:: Task statement ::
Look below and pull out each line with the word "Tiến".

★ ★ ★ ★ ★ ★ ★

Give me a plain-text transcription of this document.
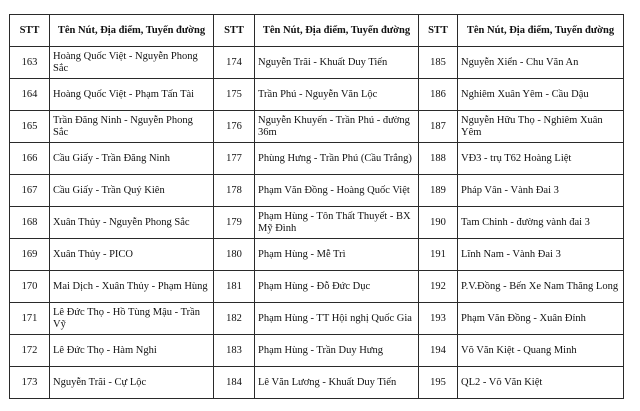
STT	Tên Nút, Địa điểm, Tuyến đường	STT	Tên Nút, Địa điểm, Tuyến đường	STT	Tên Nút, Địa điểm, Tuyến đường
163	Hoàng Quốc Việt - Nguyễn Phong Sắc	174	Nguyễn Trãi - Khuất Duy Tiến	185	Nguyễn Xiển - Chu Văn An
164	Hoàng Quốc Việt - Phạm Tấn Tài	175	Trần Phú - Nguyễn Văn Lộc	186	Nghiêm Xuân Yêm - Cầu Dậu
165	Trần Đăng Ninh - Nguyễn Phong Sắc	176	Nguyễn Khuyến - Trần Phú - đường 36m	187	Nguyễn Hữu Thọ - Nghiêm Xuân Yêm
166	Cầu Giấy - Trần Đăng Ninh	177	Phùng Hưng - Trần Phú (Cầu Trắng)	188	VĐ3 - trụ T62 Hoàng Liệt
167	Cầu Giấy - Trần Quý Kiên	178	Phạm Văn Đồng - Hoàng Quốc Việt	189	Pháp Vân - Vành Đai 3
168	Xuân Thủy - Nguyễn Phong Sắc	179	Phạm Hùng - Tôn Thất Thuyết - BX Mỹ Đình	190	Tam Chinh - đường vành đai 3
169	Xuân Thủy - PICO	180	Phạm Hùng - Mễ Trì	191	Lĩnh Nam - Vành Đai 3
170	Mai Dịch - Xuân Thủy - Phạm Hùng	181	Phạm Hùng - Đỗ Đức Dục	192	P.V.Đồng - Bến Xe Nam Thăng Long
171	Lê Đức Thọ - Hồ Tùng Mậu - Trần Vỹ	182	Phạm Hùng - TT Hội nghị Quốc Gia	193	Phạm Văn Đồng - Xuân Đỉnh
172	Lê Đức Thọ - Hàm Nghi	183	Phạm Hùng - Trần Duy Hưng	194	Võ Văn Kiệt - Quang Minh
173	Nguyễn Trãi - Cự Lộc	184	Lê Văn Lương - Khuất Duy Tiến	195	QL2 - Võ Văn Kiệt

★ ★ ★ ★ ★ ★ ★

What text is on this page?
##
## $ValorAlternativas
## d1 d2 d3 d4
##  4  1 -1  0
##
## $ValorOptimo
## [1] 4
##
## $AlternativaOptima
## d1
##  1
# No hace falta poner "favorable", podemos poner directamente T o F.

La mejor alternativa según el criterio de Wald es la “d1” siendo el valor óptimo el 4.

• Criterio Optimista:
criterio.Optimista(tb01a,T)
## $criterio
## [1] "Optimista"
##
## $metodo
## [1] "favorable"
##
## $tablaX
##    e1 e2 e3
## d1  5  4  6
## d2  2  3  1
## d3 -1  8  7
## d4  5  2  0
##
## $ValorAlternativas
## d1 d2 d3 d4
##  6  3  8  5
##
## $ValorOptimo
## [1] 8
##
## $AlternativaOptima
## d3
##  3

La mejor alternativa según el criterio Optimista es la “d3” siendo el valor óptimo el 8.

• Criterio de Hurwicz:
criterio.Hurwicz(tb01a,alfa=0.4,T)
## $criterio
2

★ ★ ★ ★ ★ ★ ★

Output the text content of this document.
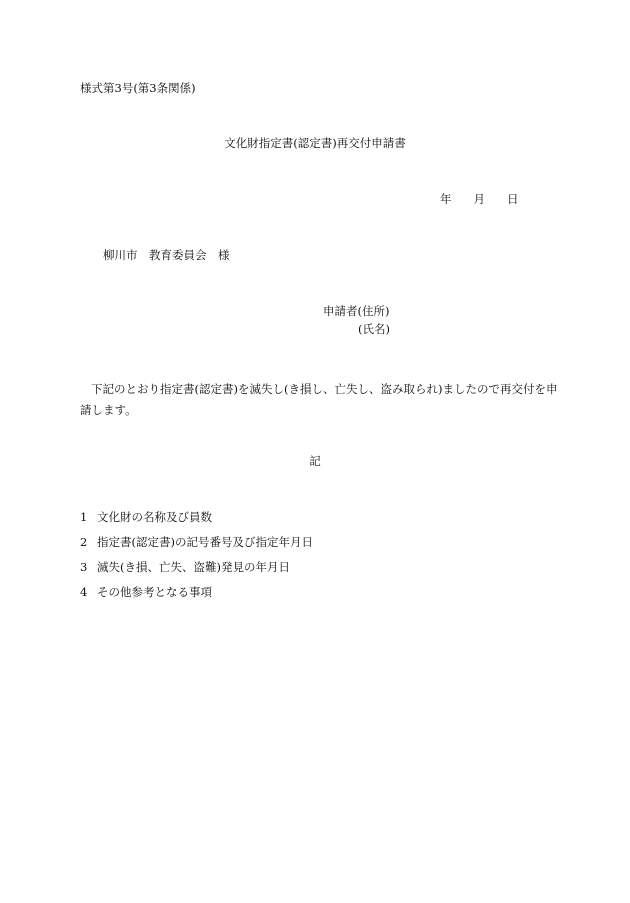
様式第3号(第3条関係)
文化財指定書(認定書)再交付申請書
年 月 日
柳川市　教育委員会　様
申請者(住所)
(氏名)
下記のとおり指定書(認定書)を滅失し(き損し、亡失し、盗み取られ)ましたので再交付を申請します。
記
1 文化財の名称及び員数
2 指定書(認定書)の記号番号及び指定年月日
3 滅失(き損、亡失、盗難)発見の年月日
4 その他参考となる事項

★ ★ ★ ★ ★ ★ ★

:: Reply ::
163	Hoàng Quốc Việt - Nguyễn Phong Sắc	174	Nguyễn Trãi - Khuất Duy Tiến	185	Nguyễn Xiển - Chu Văn An
173	Nguyễn Trãi - Cự Lộc	184	Lê Văn Lương - Khuất Duy Tiến	195	QL2 - Võ Văn Kiệt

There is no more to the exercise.